-------- Bloque de texto

Todo está bien hasta que, de pronto, surge un conflicto societario donde aquellos que otrora lo consentían todo, ahora “advierten” estos incumplimientos y los quieren utilizar en su propio beneficio, reclamando a los administradores los eventuales daños generados por el incumplimiento de tales obligaciones de resultado que la dinámica antes apuntada provocó.
En estos casos, ¿sería razonable aplicar el factor objetivo que prevé el artículo 1723 del CCyCo. sin más, prescindiendo del contexto y de lo tácitamente obrado por todos, para hacer responsable formalmente y en abstracto a un administrador por aquello que fue consecuencia de una decisión de todos o de la mayoría de los socios del ente?
 Evidentemente no, dado que se podría arribar, desde la perspectiva que se propone en estas líneas, a un resultado ficticio que irrazonablemente podría beneficiar a quien también participó de los hechos que provocaron el daño.
Imaginemos también por un momento la posición de un director que no es accionistas  y   se encuentra en relación de dependencia cierta con la sociedad, frente a una situación de incumplimiento de alguna de las obligaciones de resultado que hemos referido a lo largo  de este trabajo, gestado en el marco de una situación similar a la que se describió antes, el cual se ve impedido de exigir a los accionistas otro proceder o decisión estratégica en materia de negocios, sin que ello signifique para él entrar en conflicto con aquellos y la pérdida potencial de su empleo.   
Agrava tal estado de cosas, el hecho que difícilmente cualquiera de las circunstancias apuntadas podrían se invocadas por el director de una sociedad anónima —o un administrador de otra sociedad— como una causa ajena frene a un tercero o un accionista minoritario.

----------------

§ **Consigna planteada A**
Vuelve a escribir sin cambios la parte del listado que va desde su comienzo hasta la línea que contiene "panel-b-y-tick-label: 0 bbox=[60, 372, 67, 387]", ambas incluidas.

-------- Entradas mostradas

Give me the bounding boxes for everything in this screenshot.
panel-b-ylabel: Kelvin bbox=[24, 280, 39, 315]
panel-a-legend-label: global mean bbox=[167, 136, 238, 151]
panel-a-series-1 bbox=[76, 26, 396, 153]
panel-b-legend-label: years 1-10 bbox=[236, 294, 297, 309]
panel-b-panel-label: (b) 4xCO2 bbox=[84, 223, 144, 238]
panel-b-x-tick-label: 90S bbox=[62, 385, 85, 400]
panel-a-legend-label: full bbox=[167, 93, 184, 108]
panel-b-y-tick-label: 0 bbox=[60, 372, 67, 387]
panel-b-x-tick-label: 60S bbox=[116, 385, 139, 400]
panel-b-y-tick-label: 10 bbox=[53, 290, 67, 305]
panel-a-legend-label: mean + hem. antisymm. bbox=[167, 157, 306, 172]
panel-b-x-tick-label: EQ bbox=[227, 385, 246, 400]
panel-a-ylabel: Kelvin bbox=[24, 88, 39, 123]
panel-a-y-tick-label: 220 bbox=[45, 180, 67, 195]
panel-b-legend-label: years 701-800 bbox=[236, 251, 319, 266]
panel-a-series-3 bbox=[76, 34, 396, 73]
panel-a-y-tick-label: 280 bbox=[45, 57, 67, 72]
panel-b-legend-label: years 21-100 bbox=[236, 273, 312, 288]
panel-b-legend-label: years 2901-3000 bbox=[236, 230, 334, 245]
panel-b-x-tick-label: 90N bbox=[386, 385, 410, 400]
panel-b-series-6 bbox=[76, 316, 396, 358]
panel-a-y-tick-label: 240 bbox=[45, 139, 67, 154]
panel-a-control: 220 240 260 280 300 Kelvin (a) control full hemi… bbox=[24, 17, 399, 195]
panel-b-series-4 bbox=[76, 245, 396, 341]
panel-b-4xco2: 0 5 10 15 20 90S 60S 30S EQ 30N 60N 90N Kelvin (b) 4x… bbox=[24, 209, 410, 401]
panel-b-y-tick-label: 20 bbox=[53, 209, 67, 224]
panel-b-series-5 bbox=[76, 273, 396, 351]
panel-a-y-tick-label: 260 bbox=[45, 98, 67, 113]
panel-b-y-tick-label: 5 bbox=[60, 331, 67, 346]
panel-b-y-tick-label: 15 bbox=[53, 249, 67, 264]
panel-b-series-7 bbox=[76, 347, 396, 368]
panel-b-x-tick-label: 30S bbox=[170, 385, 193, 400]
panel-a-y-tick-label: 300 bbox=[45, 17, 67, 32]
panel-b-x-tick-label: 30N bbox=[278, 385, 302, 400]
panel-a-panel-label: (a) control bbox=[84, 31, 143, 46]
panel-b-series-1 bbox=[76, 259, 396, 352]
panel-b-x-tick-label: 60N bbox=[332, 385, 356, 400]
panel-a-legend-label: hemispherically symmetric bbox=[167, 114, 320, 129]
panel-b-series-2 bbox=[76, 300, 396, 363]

----------------

§ **Consigna planteada B**
Responde estas preguntas sobre el texto acerca de la responsabilidad de los administradores:
(i) ¿Qué artículo del CCyCo. se menciona?
(ii) ¿Qué podría perder el director que no es accionista si entra en conflicto con los accionistas?
(iii) ¿A quién podría beneficiar irrazonablemente el resultado ficticio del que habla el texto?

§ **Respuesta esperada A**
Give me the bounding boxes for everything in this screenshot.
panel-b-ylabel: Kelvin bbox=[24, 280, 39, 315]
panel-a-legend-label: global mean bbox=[167, 136, 238, 151]
panel-a-series-1 bbox=[76, 26, 396, 153]
panel-b-legend-label: years 1-10 bbox=[236, 294, 297, 309]
panel-b-panel-label: (b) 4xCO2 bbox=[84, 223, 144, 238]
panel-b-x-tick-label: 90S bbox=[62, 385, 85, 400]
panel-a-legend-label: full bbox=[167, 93, 184, 108]
panel-b-y-tick-label: 0 bbox=[60, 372, 67, 387]

§ **Respuesta esperada B**
(i) El artículo 1723.
(ii) Su empleo.
(iii) A quien también participó de los hechos que provocaron el daño.